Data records
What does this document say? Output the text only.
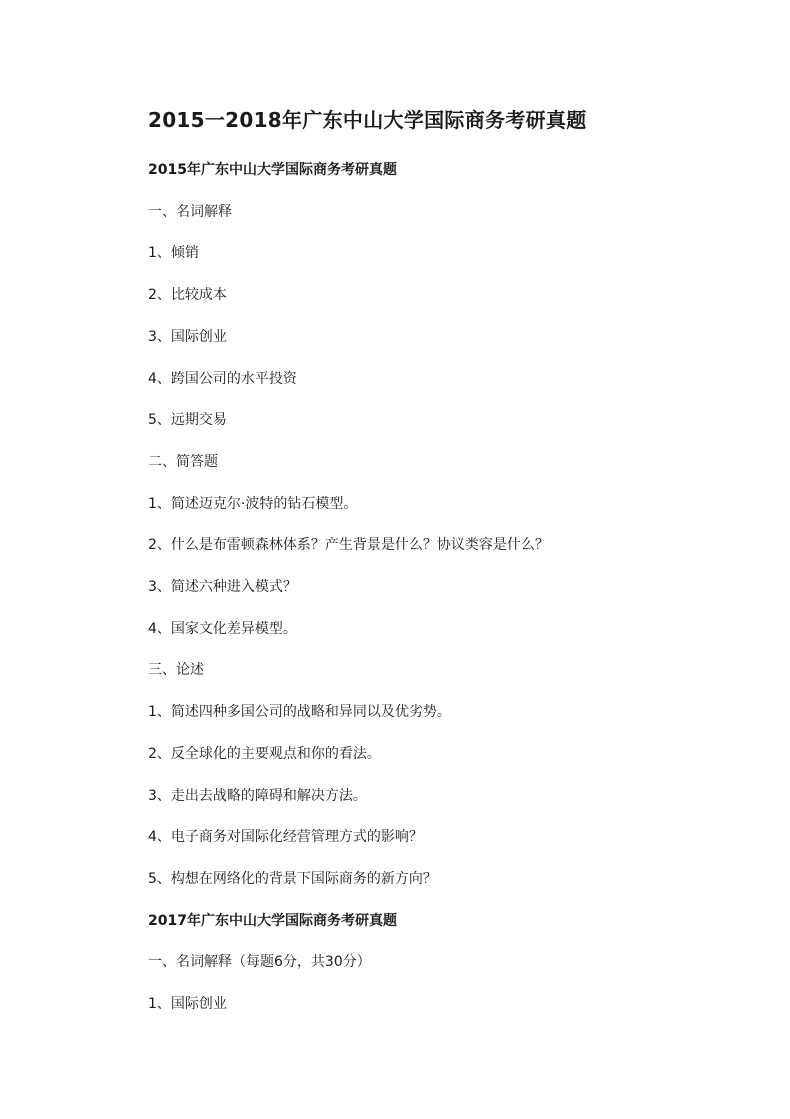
2015一2018年广东中山大学国际商务考研真题
2015年广东中山大学国际商务考研真题
一、名词解释
1、倾销
2、比较成本
3、国际创业
4、跨国公司的水平投资
5、远期交易
二、简答题
1、简述迈克尔·波特的钻石模型。
2、什么是布雷顿森林体系？产生背景是什么？协议类容是什么？
3、简述六种进入模式？
4、国家文化差异模型。
三、论述
1、简述四种多国公司的战略和异同以及优劣势。
2、反全球化的主要观点和你的看法。
3、走出去战略的障碍和解决方法。
4、电子商务对国际化经营管理方式的影响？
5、构想在网络化的背景下国际商务的新方向？
2017年广东中山大学国际商务考研真题
一、名词解释（每题6分，共30分）
1、国际创业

### Problem description
Quote everything in the listing above exactly; pictures are the only thing to omit.

### Complete response
What does this document say? Output the text only.
2015一2018年广东中山大学国际商务考研真题
2015年广东中山大学国际商务考研真题
一、名词解释
1、倾销
2、比较成本
3、国际创业
4、跨国公司的水平投资
5、远期交易
二、简答题
1、简述迈克尔·波特的钻石模型。
2、什么是布雷顿森林体系？产生背景是什么？协议类容是什么？
3、简述六种进入模式？
4、国家文化差异模型。
三、论述
1、简述四种多国公司的战略和异同以及优劣势。
2、反全球化的主要观点和你的看法。
3、走出去战略的障碍和解决方法。
4、电子商务对国际化经营管理方式的影响？
5、构想在网络化的背景下国际商务的新方向？
2017年广东中山大学国际商务考研真题
一、名词解释（每题6分，共30分）
1、国际创业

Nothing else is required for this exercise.